'''

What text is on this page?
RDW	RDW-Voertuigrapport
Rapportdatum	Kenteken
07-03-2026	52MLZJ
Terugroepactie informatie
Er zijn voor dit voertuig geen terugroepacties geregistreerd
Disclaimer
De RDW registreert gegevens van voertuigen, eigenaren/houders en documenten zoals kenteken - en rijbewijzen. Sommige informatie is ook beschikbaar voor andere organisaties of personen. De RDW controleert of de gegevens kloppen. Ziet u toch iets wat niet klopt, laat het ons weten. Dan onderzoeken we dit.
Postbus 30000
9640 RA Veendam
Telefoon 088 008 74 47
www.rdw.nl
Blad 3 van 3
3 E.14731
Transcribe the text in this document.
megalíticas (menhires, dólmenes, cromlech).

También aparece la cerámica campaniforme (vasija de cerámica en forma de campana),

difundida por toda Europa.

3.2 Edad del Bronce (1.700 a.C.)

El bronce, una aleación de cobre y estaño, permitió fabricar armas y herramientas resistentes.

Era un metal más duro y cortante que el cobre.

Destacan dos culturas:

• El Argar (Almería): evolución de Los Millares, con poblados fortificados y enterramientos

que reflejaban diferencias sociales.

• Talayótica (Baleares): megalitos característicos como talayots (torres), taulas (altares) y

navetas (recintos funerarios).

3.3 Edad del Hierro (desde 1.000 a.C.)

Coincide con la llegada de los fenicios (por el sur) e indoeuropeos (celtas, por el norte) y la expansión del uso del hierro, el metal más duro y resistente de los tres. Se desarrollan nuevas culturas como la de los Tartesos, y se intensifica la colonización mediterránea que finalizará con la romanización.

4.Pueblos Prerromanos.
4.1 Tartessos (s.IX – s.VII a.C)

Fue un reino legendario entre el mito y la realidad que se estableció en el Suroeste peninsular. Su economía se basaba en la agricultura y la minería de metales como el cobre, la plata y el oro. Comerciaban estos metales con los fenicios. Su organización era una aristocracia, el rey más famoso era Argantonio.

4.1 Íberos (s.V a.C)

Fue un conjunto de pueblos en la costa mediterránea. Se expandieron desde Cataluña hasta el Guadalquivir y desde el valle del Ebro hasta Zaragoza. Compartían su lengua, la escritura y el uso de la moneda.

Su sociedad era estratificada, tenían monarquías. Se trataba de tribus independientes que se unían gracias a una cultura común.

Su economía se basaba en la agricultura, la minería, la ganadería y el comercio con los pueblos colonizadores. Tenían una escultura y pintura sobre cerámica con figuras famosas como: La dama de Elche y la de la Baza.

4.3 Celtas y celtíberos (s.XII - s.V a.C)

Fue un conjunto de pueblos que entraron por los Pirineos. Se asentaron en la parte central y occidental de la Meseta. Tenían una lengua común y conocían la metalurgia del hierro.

'''

The entries above must be returned exactly.

What text is on this page?
RDW	RDW-Voertuigrapport
Rapportdatum	Kenteken
07-03-2026	52MLZJ
Terugroepactie informatie
Er zijn voor dit voertuig geen terugroepacties geregistreerd
Disclaimer
De RDW registreert gegevens van voertuigen, eigenaren/houders en documenten zoals kenteken - en rijbewijzen. Sommige informatie is ook beschikbaar voor andere organisaties of personen. De RDW controleert of de gegevens kloppen. Ziet u toch iets wat niet klopt, laat het ons weten. Dan onderzoeken we dit.
Postbus 30000
9640 RA Veendam
Telefoon 088 008 74 47
www.rdw.nl
Blad 3 van 3
3 E.14731
Transcribe the text in this document.
megalíticas (menhires, dólmenes, cromlech).

También aparece la cerámica campaniforme (vasija de cerámica en forma de campana),

difundida por toda Europa.

3.2 Edad del Bronce (1.700 a.C.)

El bronce, una aleación de cobre y estaño, permitió fabricar armas y herramientas resistentes.

Era un metal más duro y cortante que el cobre.

Destacan dos culturas:

• El Argar (Almería): evolución de Los Millares, con poblados fortificados y enterramientos

que reflejaban diferencias sociales.

• Talayótica (Baleares): megalitos característicos como talayots (torres), taulas (altares) y

navetas (recintos funerarios).

3.3 Edad del Hierro (desde 1.000 a.C.)

Coincide con la llegada de los fenicios (por el sur) e indoeuropeos (celtas, por el norte) y la expansión del uso del hierro, el metal más duro y resistente de los tres. Se desarrollan nuevas culturas como la de los Tartesos, y se intensifica la colonización mediterránea que finalizará con la romanización.

4.Pueblos Prerromanos.
4.1 Tartessos (s.IX – s.VII a.C)

Fue un reino legendario entre el mito y la realidad que se estableció en el Suroeste peninsular. Su economía se basaba en la agricultura y la minería de metales como el cobre, la plata y el oro. Comerciaban estos metales con los fenicios. Su organización era una aristocracia, el rey más famoso era Argantonio.

4.1 Íberos (s.V a.C)

Fue un conjunto de pueblos en la costa mediterránea. Se expandieron desde Cataluña hasta el Guadalquivir y desde el valle del Ebro hasta Zaragoza. Compartían su lengua, la escritura y el uso de la moneda.

Su sociedad era estratificada, tenían monarquías. Se trataba de tribus independientes que se unían gracias a una cultura común.

Su economía se basaba en la agricultura, la minería, la ganadería y el comercio con los pueblos colonizadores. Tenían una escultura y pintura sobre cerámica con figuras famosas como: La dama de Elche y la de la Baza.

4.3 Celtas y celtíberos (s.XII - s.V a.C)

Fue un conjunto de pueblos que entraron por los Pirineos. Se asentaron en la parte central y occidental de la Meseta. Tenían una lengua común y conocían la metalurgia del hierro.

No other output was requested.